MATERIALS PROVIDED |
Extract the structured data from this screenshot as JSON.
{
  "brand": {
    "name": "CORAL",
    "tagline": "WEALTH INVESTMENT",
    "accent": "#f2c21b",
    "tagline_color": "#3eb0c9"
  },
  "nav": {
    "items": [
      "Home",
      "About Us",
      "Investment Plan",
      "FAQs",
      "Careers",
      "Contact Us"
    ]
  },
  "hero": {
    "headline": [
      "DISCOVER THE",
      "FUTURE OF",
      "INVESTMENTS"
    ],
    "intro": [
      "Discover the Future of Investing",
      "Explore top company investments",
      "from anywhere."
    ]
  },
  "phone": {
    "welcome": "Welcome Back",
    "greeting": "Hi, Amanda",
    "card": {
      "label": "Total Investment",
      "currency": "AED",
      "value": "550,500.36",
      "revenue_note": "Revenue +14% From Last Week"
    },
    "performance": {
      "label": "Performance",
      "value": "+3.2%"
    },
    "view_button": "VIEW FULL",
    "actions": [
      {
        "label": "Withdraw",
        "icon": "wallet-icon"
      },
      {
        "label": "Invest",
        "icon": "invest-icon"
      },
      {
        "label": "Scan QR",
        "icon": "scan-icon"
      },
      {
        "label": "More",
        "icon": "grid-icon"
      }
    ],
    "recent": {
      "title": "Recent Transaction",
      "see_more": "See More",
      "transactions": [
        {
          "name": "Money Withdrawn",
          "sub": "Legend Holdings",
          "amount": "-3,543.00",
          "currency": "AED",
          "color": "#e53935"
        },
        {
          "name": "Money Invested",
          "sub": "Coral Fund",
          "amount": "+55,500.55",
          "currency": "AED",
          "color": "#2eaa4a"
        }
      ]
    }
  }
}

PROMPT | Reproduce the records word for word.

WRITTEN SOLUTION |
Extract the structured data from this screenshot as JSON.
{
  "brand": {
    "name": "CORAL",
    "tagline": "WEALTH INVESTMENT",
    "accent": "#f2c21b",
    "tagline_color": "#3eb0c9"
  },
  "nav": {
    "items": [
      "Home",
      "About Us",
      "Investment Plan",
      "FAQs",
      "Careers",
      "Contact Us"
    ]
  },
  "hero": {
    "headline": [
      "DISCOVER THE",
      "FUTURE OF",
      "INVESTMENTS"
    ],
    "intro": [
      "Discover the Future of Investing",
      "Explore top company investments",
      "from anywhere."
    ]
  },
  "phone": {
    "welcome": "Welcome Back",
    "greeting": "Hi, Amanda",
    "card": {
      "label": "Total Investment",
      "currency": "AED",
      "value": "550,500.36",
      "revenue_note": "Revenue +14% From Last Week"
    },
    "performance": {
      "label": "Performance",
      "value": "+3.2%"
    },
    "view_button": "VIEW FULL",
    "actions": [
      {
        "label": "Withdraw",
        "icon": "wallet-icon"
      },
      {
        "label": "Invest",
        "icon": "invest-icon"
      },
      {
        "label": "Scan QR",
        "icon": "scan-icon"
      },
      {
        "label": "More",
        "icon": "grid-icon"
      }
    ],
    "recent": {
      "title": "Recent Transaction",
      "see_more": "See More",
      "transactions": [
        {
          "name": "Money Withdrawn",
          "sub": "Legend Holdings",
          "amount": "-3,543.00",
          "currency": "AED",
          "color": "#e53935"
        },
        {
          "name": "Money Invested",
          "sub": "Coral Fund",
          "amount": "+55,500.55",
          "currency": "AED",
          "color": "#2eaa4a"
        }
      ]
    }
  }
}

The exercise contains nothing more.